### [Task instructions]
When you reach a picture, leave it out; output everything else in the records exactly.

### [Material for this task]
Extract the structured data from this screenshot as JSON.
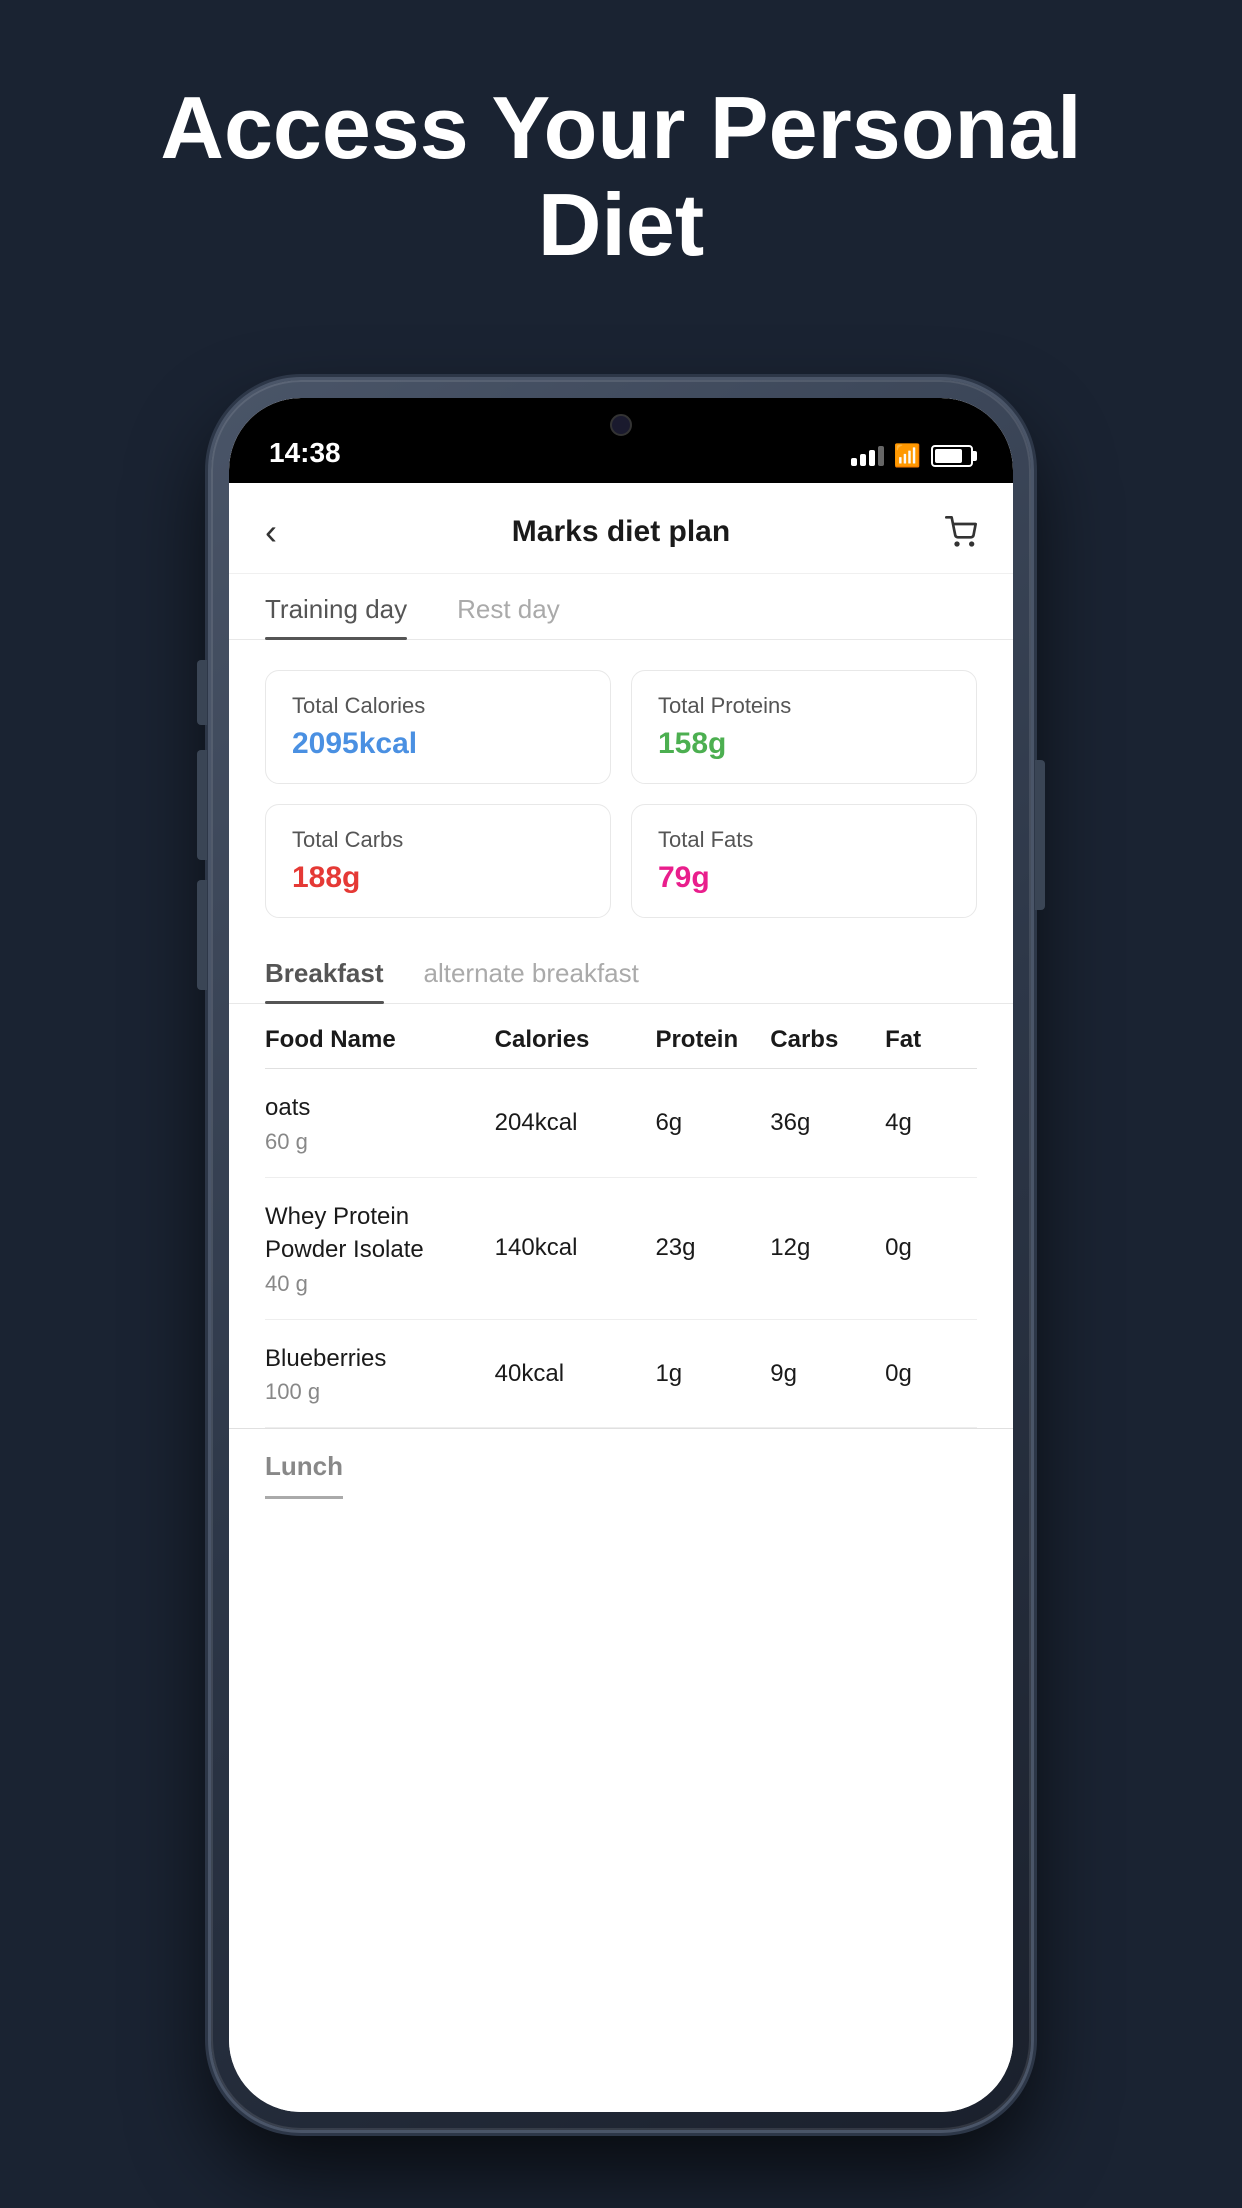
{
  "hero": {
    "title": "Access Your Personal Diet"
  },
  "status_bar": {
    "time": "14:38",
    "signal_bars": [
      8,
      12,
      16,
      20
    ],
    "battery_percent": 80
  },
  "header": {
    "title": "Marks diet plan",
    "back_label": "‹",
    "cart_label": "🛒"
  },
  "day_tabs": [
    {
      "label": "Training day",
      "active": true
    },
    {
      "label": "Rest day",
      "active": false
    }
  ],
  "stats": [
    {
      "label": "Total Calories",
      "value": "2095kcal",
      "color_class": "blue"
    },
    {
      "label": "Total Proteins",
      "value": "158g",
      "color_class": "green"
    },
    {
      "label": "Total Carbs",
      "value": "188g",
      "color_class": "red"
    },
    {
      "label": "Total Fats",
      "value": "79g",
      "color_class": "pink"
    }
  ],
  "meal_tabs": [
    {
      "label": "Breakfast",
      "active": true
    },
    {
      "label": "alternate breakfast",
      "active": false
    }
  ],
  "table_headers": {
    "food_name": "Food Name",
    "calories": "Calories",
    "protein": "Protein",
    "carbs": "Carbs",
    "fat": "Fat"
  },
  "food_items": [
    {
      "name": "oats",
      "weight": "60 g",
      "calories": "204kcal",
      "protein": "6g",
      "carbs": "36g",
      "fat": "4g"
    },
    {
      "name": "Whey Protein Powder Isolate",
      "weight": "40 g",
      "calories": "140kcal",
      "protein": "23g",
      "carbs": "12g",
      "fat": "0g"
    },
    {
      "name": "Blueberries",
      "weight": "100 g",
      "calories": "40kcal",
      "protein": "1g",
      "carbs": "9g",
      "fat": "0g"
    }
  ],
  "lunch_section": {
    "label": "Lunch"
  }
}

### [Answer to the exercise]
Extract the structured data from this screenshot as JSON.
{
  "hero": {
    "title": "Access Your Personal Diet"
  },
  "status_bar": {
    "time": "14:38",
    "signal_bars": [
      8,
      12,
      16,
      20
    ],
    "battery_percent": 80
  },
  "header": {
    "title": "Marks diet plan",
    "back_label": "‹",
    "cart_label": "🛒"
  },
  "day_tabs": [
    {
      "label": "Training day",
      "active": true
    },
    {
      "label": "Rest day",
      "active": false
    }
  ],
  "stats": [
    {
      "label": "Total Calories",
      "value": "2095kcal",
      "color_class": "blue"
    },
    {
      "label": "Total Proteins",
      "value": "158g",
      "color_class": "green"
    },
    {
      "label": "Total Carbs",
      "value": "188g",
      "color_class": "red"
    },
    {
      "label": "Total Fats",
      "value": "79g",
      "color_class": "pink"
    }
  ],
  "meal_tabs": [
    {
      "label": "Breakfast",
      "active": true
    },
    {
      "label": "alternate breakfast",
      "active": false
    }
  ],
  "table_headers": {
    "food_name": "Food Name",
    "calories": "Calories",
    "protein": "Protein",
    "carbs": "Carbs",
    "fat": "Fat"
  },
  "food_items": [
    {
      "name": "oats",
      "weight": "60 g",
      "calories": "204kcal",
      "protein": "6g",
      "carbs": "36g",
      "fat": "4g"
    },
    {
      "name": "Whey Protein Powder Isolate",
      "weight": "40 g",
      "calories": "140kcal",
      "protein": "23g",
      "carbs": "12g",
      "fat": "0g"
    },
    {
      "name": "Blueberries",
      "weight": "100 g",
      "calories": "40kcal",
      "protein": "1g",
      "carbs": "9g",
      "fat": "0g"
    }
  ],
  "lunch_section": {
    "label": "Lunch"
  }
}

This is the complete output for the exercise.